**BRIEF**
Go through the listing and copy every line word for word.

**RAW DATA**
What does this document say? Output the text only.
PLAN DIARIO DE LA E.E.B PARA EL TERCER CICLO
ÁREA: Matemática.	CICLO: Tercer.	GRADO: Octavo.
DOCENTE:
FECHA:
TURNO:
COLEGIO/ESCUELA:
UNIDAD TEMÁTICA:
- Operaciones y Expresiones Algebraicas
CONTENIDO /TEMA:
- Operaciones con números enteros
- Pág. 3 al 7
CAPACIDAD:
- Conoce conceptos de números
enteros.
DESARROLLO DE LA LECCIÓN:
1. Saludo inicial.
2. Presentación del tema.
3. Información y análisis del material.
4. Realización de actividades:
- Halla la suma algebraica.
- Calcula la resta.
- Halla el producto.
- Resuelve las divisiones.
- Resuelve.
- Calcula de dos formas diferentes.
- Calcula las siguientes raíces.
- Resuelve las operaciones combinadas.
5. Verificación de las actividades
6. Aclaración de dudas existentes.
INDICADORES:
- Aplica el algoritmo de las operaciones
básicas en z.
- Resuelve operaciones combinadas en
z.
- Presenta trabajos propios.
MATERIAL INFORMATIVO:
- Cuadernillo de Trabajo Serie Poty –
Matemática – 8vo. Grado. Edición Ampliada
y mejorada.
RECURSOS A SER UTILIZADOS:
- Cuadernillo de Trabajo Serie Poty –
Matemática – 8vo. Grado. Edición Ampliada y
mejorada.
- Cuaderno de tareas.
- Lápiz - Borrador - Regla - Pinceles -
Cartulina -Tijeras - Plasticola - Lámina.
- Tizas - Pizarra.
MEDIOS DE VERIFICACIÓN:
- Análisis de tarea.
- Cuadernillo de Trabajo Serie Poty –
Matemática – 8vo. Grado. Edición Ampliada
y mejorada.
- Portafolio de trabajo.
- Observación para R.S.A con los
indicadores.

**RESULT**
What does this document say? Output the text only.
PLAN DIARIO DE LA E.E.B PARA EL TERCER CICLO
ÁREA: Matemática.	CICLO: Tercer.	GRADO: Octavo.
DOCENTE:
FECHA:
TURNO:
COLEGIO/ESCUELA:
UNIDAD TEMÁTICA:
- Operaciones y Expresiones Algebraicas
CONTENIDO /TEMA:
- Operaciones con números enteros
- Pág. 3 al 7
CAPACIDAD:
- Conoce conceptos de números
enteros.
DESARROLLO DE LA LECCIÓN:
1. Saludo inicial.
2. Presentación del tema.
3. Información y análisis del material.
4. Realización de actividades:
- Halla la suma algebraica.
- Calcula la resta.
- Halla el producto.
- Resuelve las divisiones.
- Resuelve.
- Calcula de dos formas diferentes.
- Calcula las siguientes raíces.
- Resuelve las operaciones combinadas.
5. Verificación de las actividades
6. Aclaración de dudas existentes.
INDICADORES:
- Aplica el algoritmo de las operaciones
básicas en z.
- Resuelve operaciones combinadas en
z.
- Presenta trabajos propios.
MATERIAL INFORMATIVO:
- Cuadernillo de Trabajo Serie Poty –
Matemática – 8vo. Grado. Edición Ampliada
y mejorada.
RECURSOS A SER UTILIZADOS:
- Cuadernillo de Trabajo Serie Poty –
Matemática – 8vo. Grado. Edición Ampliada y
mejorada.
- Cuaderno de tareas.
- Lápiz - Borrador - Regla - Pinceles -
Cartulina -Tijeras - Plasticola - Lámina.
- Tizas - Pizarra.
MEDIOS DE VERIFICACIÓN:
- Análisis de tarea.
- Cuadernillo de Trabajo Serie Poty –
Matemática – 8vo. Grado. Edición Ampliada
y mejorada.
- Portafolio de trabajo.
- Observación para R.S.A con los
indicadores.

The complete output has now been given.